Rows from a dataset ->

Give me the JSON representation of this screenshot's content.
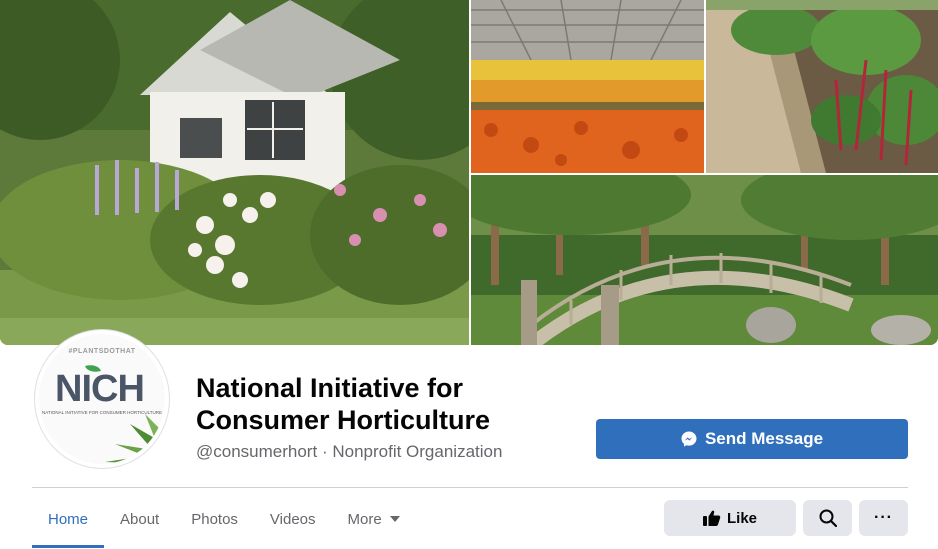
{
  "page": {
    "name": "National Initiative for Consumer Horticulture",
    "handle": "@consumerhort",
    "separator": "·",
    "category": "Nonprofit Organization"
  },
  "avatar": {
    "hashtag": "#PLANTSDOTHAT",
    "logo_text": "NICH",
    "logo_tagline": "NATIONAL INITIATIVE FOR CONSUMER HORTICULTURE"
  },
  "cover": {
    "tiles": [
      "house-garden-photo",
      "greenhouse-flowers-photo",
      "raised-bed-chard-photo",
      "garden-bridge-photo"
    ]
  },
  "actions": {
    "send_message": "Send Message",
    "like": "Like",
    "search_icon": "search-icon",
    "more_icon": "more-dots-icon",
    "more_text": "···"
  },
  "tabs": [
    {
      "label": "Home",
      "active": true
    },
    {
      "label": "About",
      "active": false
    },
    {
      "label": "Photos",
      "active": false
    },
    {
      "label": "Videos",
      "active": false
    },
    {
      "label": "More",
      "active": false
    }
  ],
  "colors": {
    "accent": "#2f6fbc",
    "button_gray": "#e4e6eb",
    "meta_text": "#65676b"
  }
}
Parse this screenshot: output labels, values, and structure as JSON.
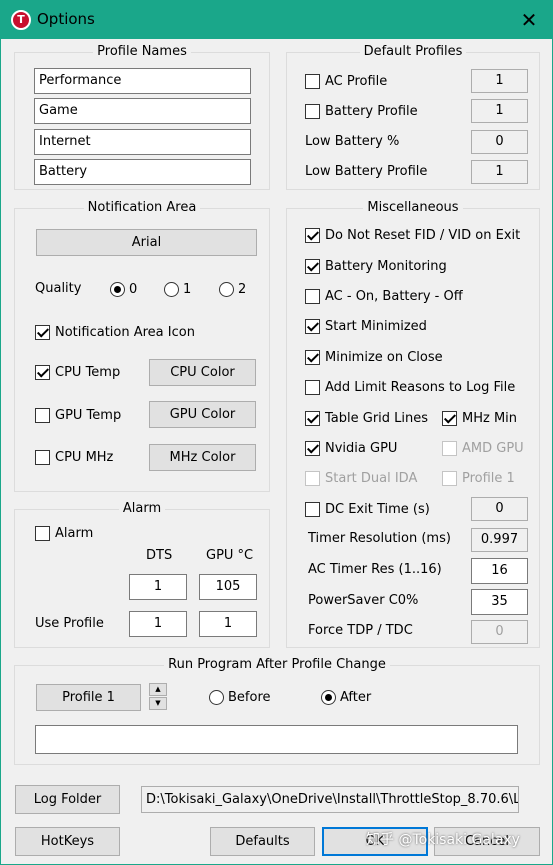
{
  "window": {
    "title": "Options",
    "icon_letter": "T"
  },
  "profile_names": {
    "label": "Profile Names",
    "items": [
      "Performance",
      "Game",
      "Internet",
      "Battery"
    ]
  },
  "default_profiles": {
    "label": "Default Profiles",
    "ac_profile": {
      "label": "AC Profile",
      "checked": false,
      "value": "1"
    },
    "battery_profile": {
      "label": "Battery Profile",
      "checked": false,
      "value": "1"
    },
    "low_battery_pct": {
      "label": "Low Battery %",
      "value": "0"
    },
    "low_battery_profile": {
      "label": "Low Battery Profile",
      "value": "1"
    }
  },
  "notification": {
    "label": "Notification Area",
    "font_button": "Arial",
    "quality_label": "Quality",
    "quality_options": [
      "0",
      "1",
      "2"
    ],
    "icon_check": "Notification Area Icon",
    "cpu_temp": "CPU Temp",
    "gpu_temp": "GPU Temp",
    "cpu_mhz": "CPU MHz",
    "cpu_color": "CPU Color",
    "gpu_color": "GPU Color",
    "mhz_color": "MHz Color"
  },
  "misc": {
    "label": "Miscellaneous",
    "do_not_reset": "Do Not Reset FID / VID on Exit",
    "battery_monitoring": "Battery Monitoring",
    "ac_on_battery_off": "AC - On, Battery - Off",
    "start_minimized": "Start Minimized",
    "minimize_on_close": "Minimize on Close",
    "add_limit_reasons": "Add Limit Reasons to Log File",
    "table_grid_lines": "Table Grid Lines",
    "mhz_min": "MHz Min",
    "nvidia_gpu": "Nvidia GPU",
    "amd_gpu": "AMD GPU",
    "start_dual_ida": "Start Dual IDA",
    "profile_1": "Profile 1",
    "dc_exit_time": {
      "label": "DC Exit Time (s)",
      "value": "0"
    },
    "timer_resolution": {
      "label": "Timer Resolution (ms)",
      "value": "0.997"
    },
    "ac_timer_res": {
      "label": "AC Timer Res (1..16)",
      "value": "16"
    },
    "powersaver_c0": {
      "label": "PowerSaver C0%",
      "value": "35"
    },
    "force_tdp": {
      "label": "Force TDP / TDC",
      "value": "0"
    }
  },
  "alarm": {
    "label": "Alarm",
    "check": "Alarm",
    "dts_header": "DTS",
    "gpu_header": "GPU °C",
    "dts_value": "1",
    "gpu_value": "105",
    "use_profile_label": "Use Profile",
    "use_profile_dts": "1",
    "use_profile_gpu": "1"
  },
  "run_program": {
    "label": "Run Program After Profile Change",
    "profile_button": "Profile 1",
    "before": "Before",
    "after": "After",
    "path": ""
  },
  "log_folder": {
    "button": "Log Folder",
    "path": "D:\\Tokisaki_Galaxy\\OneDrive\\Install\\ThrottleStop_8.70.6\\L"
  },
  "footer": {
    "hotkeys": "HotKeys",
    "defaults": "Defaults",
    "ok": "OK",
    "cancel": "Cancel"
  },
  "watermark": "知乎 @Tokisaki Galaxy",
  "colors": {
    "titlebar": "#1aa78a",
    "focus": "#0078d7"
  }
}
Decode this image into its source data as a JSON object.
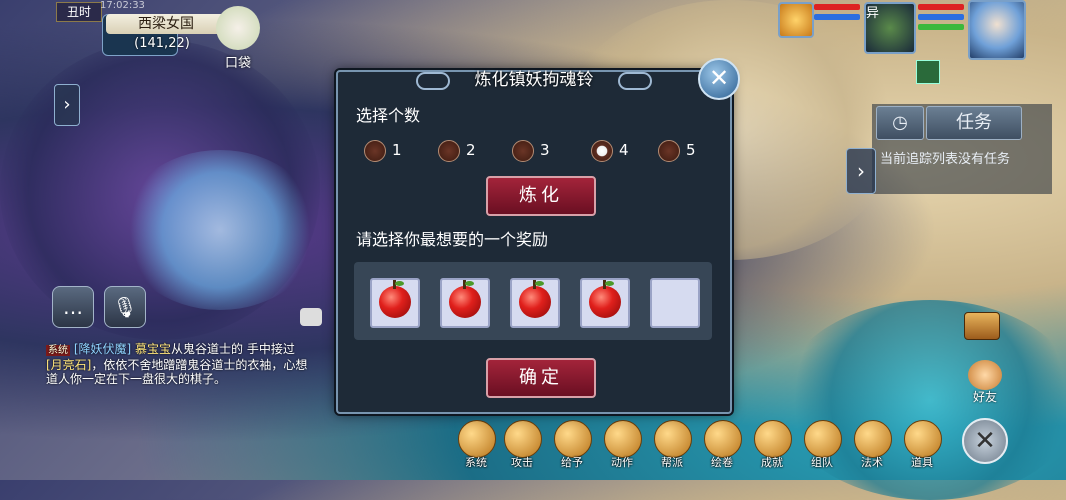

GOAL ->
Looking at the records above, work out how many lines include the string "Start". Give the number and nothing else.

TASK RESULT ->
2